=== Source document ===
United States District Court, E.D. Pennsylvania

April 27, 2018

MORLOK, et al.,


          Baylson, J.

         In this case, Plaintiffs William Morlok, Adam Novick, and Theodore Lewis allege that Defendant City of Philadelphia violated their federal constitutional rights when it amended a statutory scheme under which parking spaces were reserved exclusively for use by electric vehicles by making them available for use by any vehicle for twelve hours per day. Plaintiffs, who seek to represent a putative class of individuals who applied and were granted approval for the designation of these reserved parking spaces next to electric vehicle chargers they had paid to install near their homes, bring due process, equal protection, and unjust enrichment claims against the City. Presently before the Court is a Motion to Dismiss all three Counts of the Complaint for failure to state a claim for which relief can be granted, filed by the City. For the reasons discussed below, Defendants' motion is granted in full.
=== Recorded data ===
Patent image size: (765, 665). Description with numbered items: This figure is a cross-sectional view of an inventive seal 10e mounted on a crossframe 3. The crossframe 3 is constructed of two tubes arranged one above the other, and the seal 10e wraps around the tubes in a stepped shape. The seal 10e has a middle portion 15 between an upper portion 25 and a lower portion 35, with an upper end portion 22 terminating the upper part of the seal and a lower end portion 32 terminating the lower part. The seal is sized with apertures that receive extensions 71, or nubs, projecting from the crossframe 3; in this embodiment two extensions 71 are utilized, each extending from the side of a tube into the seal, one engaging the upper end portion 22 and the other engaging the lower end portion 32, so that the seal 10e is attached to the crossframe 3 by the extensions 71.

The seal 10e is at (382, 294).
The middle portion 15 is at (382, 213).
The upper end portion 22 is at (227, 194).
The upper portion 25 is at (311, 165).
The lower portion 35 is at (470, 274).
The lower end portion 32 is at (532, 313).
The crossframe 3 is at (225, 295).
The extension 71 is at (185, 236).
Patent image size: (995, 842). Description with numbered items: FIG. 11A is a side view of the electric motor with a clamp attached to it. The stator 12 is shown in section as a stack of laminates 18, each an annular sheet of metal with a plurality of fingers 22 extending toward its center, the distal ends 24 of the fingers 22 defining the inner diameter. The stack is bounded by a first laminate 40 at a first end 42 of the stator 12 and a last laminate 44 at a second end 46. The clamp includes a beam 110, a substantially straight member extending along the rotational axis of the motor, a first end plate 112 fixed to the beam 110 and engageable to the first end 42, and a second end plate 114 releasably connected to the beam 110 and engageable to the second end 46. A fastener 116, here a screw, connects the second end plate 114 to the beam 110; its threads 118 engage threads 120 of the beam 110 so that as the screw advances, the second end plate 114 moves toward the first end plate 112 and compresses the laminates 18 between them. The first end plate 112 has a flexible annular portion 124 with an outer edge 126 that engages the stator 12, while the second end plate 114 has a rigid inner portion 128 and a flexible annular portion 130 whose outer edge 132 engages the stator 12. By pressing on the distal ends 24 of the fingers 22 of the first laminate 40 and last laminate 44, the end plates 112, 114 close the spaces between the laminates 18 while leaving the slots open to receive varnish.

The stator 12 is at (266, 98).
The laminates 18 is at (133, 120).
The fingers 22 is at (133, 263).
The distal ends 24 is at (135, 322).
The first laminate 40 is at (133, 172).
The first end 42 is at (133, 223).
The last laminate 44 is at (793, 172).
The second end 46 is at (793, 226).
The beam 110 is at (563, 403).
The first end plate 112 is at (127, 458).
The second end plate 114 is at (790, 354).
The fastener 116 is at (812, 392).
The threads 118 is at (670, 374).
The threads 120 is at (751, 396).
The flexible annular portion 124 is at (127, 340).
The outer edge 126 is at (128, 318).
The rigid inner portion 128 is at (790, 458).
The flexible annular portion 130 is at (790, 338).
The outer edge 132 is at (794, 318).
===
● **Written instruction**
Retype the entire court opinion excerpt above word for word, with no changes.

● **Written response**
United States District Court, E.D. Pennsylvania

April 27, 2018

MORLOK, et al.,


          Baylson, J.

         In this case, Plaintiffs William Morlok, Adam Novick, and Theodore Lewis allege that Defendant City of Philadelphia violated their federal constitutional rights when it amended a statutory scheme under which parking spaces were reserved exclusively for use by electric vehicles by making them available for use by any vehicle for twelve hours per day. Plaintiffs, who seek to represent a putative class of individuals who applied and were granted approval for the designation of these reserved parking spaces next to electric vehicle chargers they had paid to install near their homes, bring due process, equal protection, and unjust enrichment claims against the City. Presently before the Court is a Motion to Dismiss all three Counts of the Complaint for failure to state a claim for which relief can be granted, filed by the City. For the reasons discussed below, Defendants' motion is granted in full.